%%

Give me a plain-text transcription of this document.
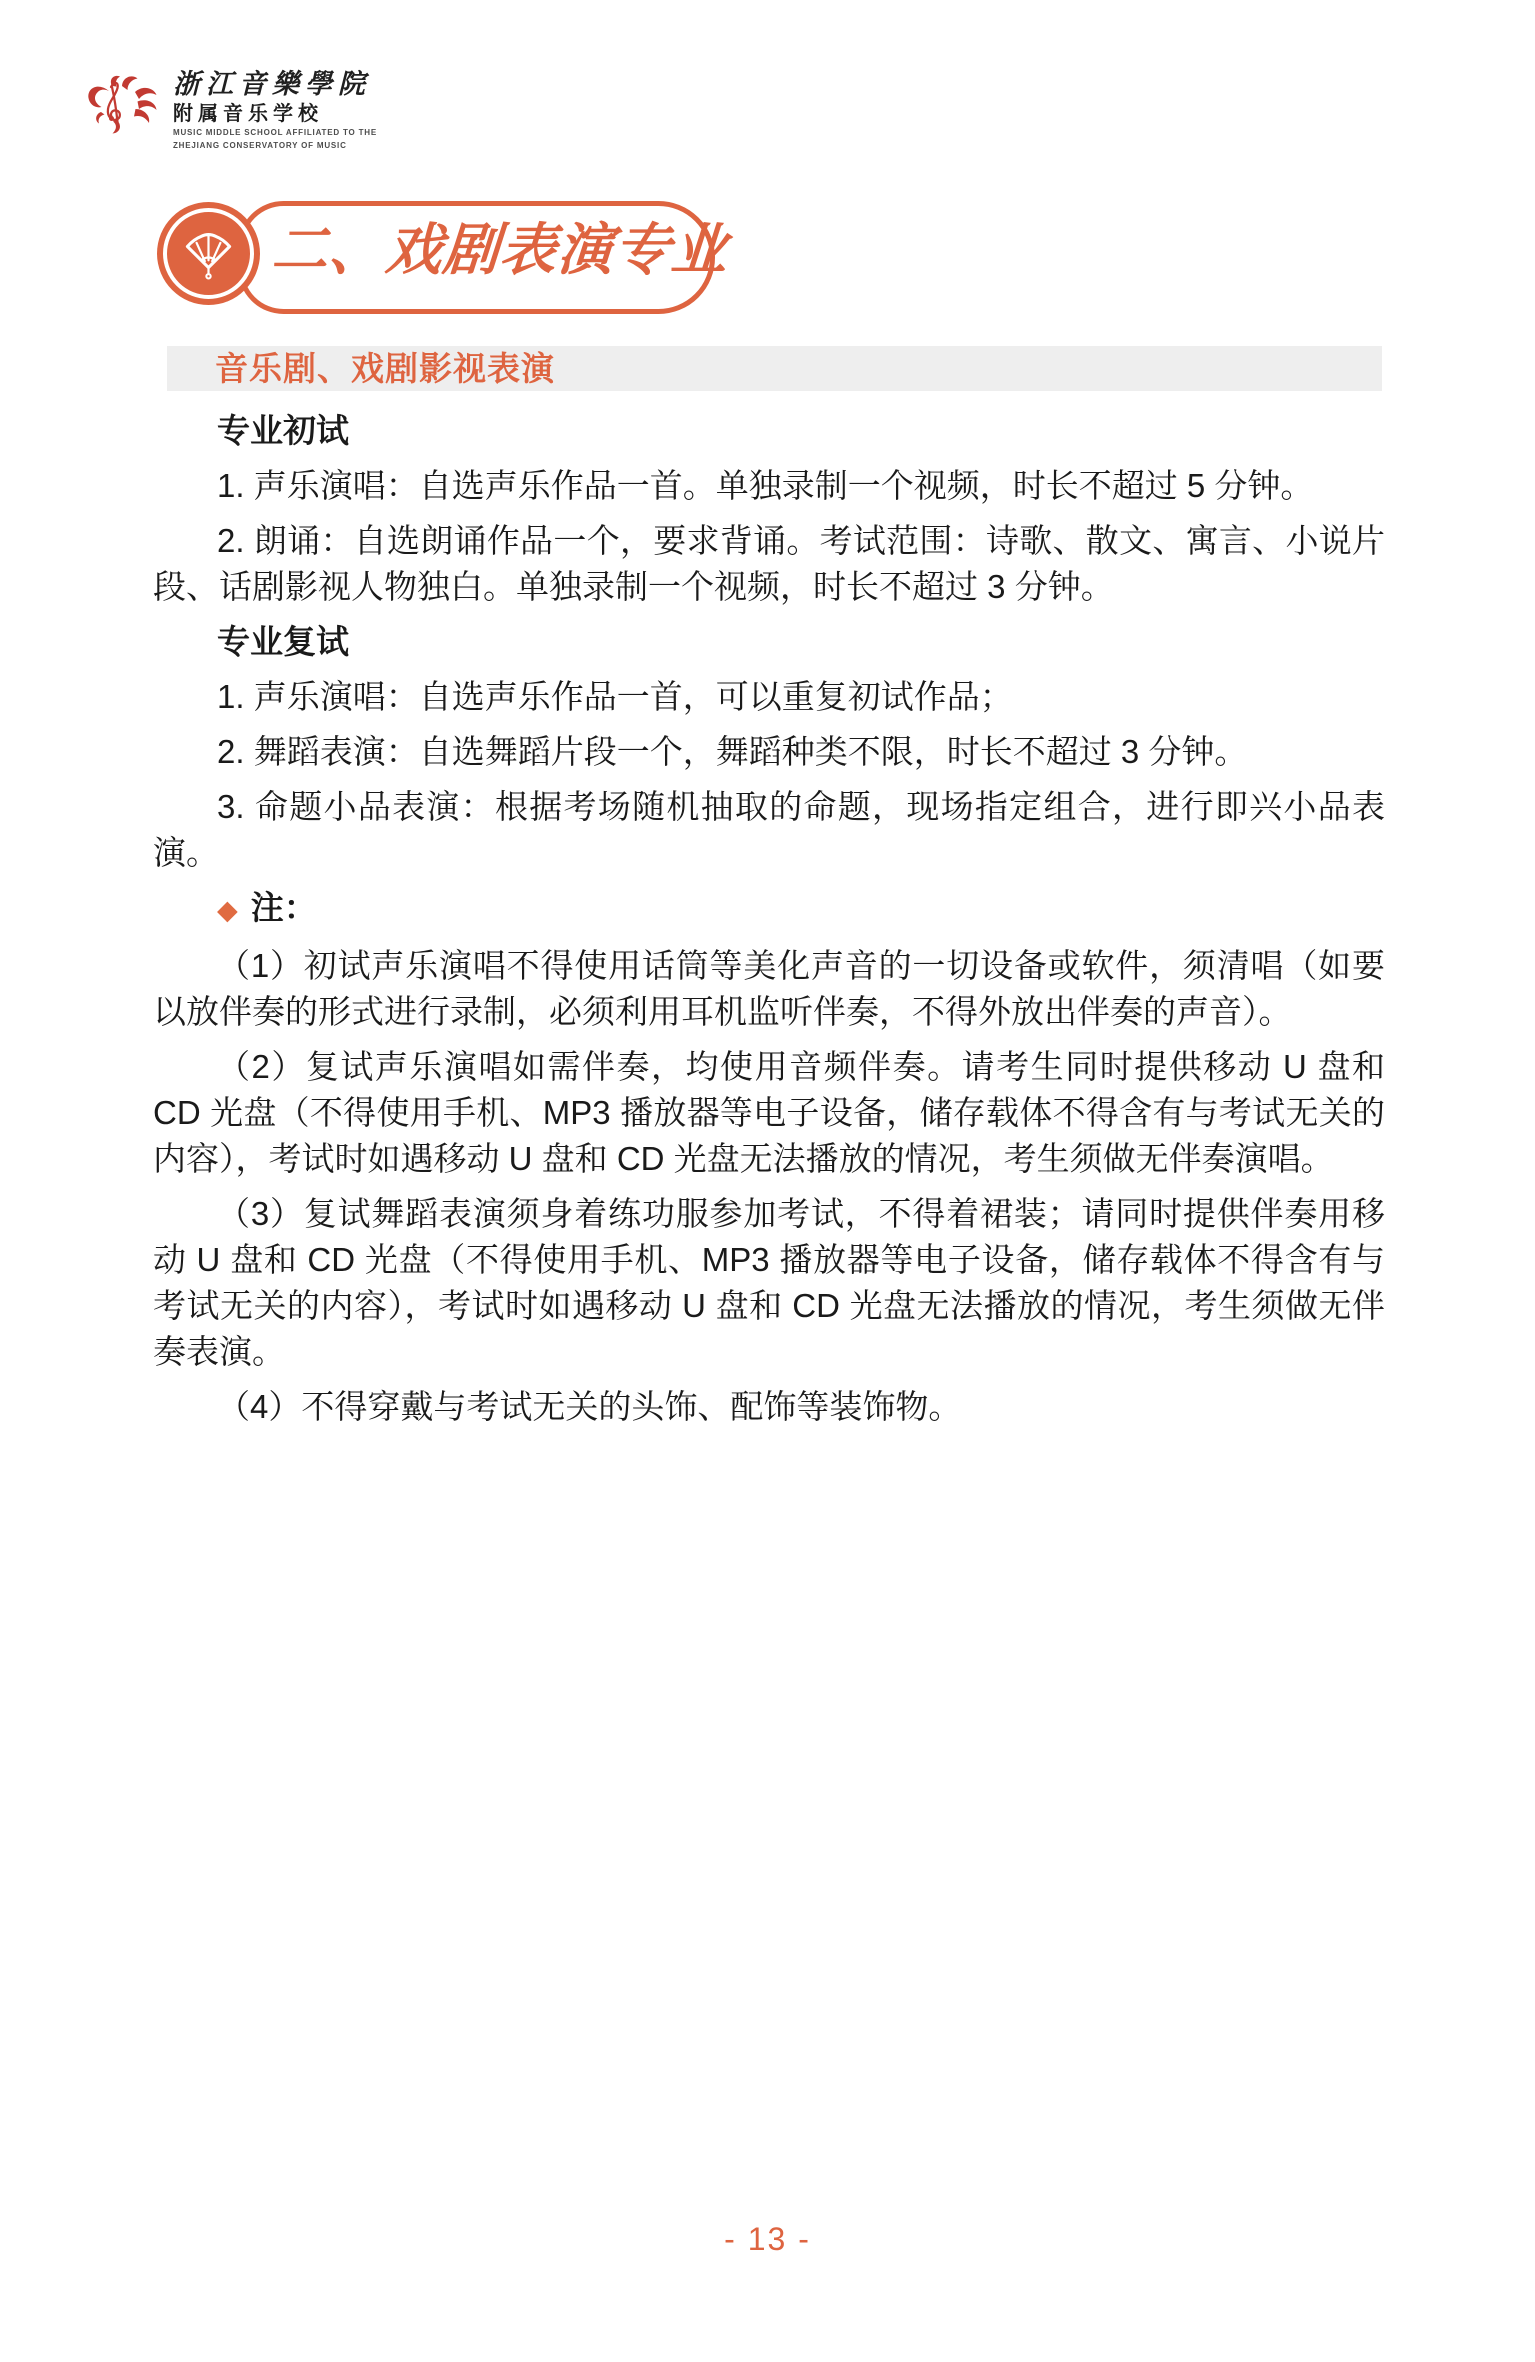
浙江音樂學院
附属音乐学校
MUSIC MIDDLE SCHOOL AFFILIATED TO THE
ZHEJIANG CONSERVATORY OF MUSIC
二、戏剧表演专业
音乐剧、戏剧影视表演

专业初试

1. 声乐演唱：自选声乐作品一首。单独录制一个视频，时长不超过 5 分钟。

2. 朗诵：自选朗诵作品一个，要求背诵。考试范围：诗歌、散文、寓言、小说片段、话剧影视人物独白。单独录制一个视频，时长不超过 3 分钟。

专业复试

1. 声乐演唱：自选声乐作品一首，可以重复初试作品；

2. 舞蹈表演：自选舞蹈片段一个，舞蹈种类不限，时长不超过 3 分钟。

3. 命题小品表演：根据考场随机抽取的命题，现场指定组合，进行即兴小品表演。

◆ 注：

（1）初试声乐演唱不得使用话筒等美化声音的一切设备或软件，须清唱（如要以放伴奏的形式进行录制，必须利用耳机监听伴奏，不得外放出伴奏的声音）。

（2）复试声乐演唱如需伴奏，均使用音频伴奏。请考生同时提供移动 U 盘和 CD 光盘（不得使用手机、MP3 播放器等电子设备，储存载体不得含有与考试无关的内容），考试时如遇移动 U 盘和 CD 光盘无法播放的情况，考生须做无伴奏演唱。

（3）复试舞蹈表演须身着练功服参加考试，不得着裙装；请同时提供伴奏用移动 U 盘和 CD 光盘（不得使用手机、MP3 播放器等电子设备，储存载体不得含有与考试无关的内容），考试时如遇移动 U 盘和 CD 光盘无法播放的情况，考生须做无伴奏表演。

（4）不得穿戴与考试无关的头饰、配饰等装饰物。

- 13 -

%%

** Exercise **
Report only the number of lines that hold the word "不得使用手机".

** Solution for this problem **
2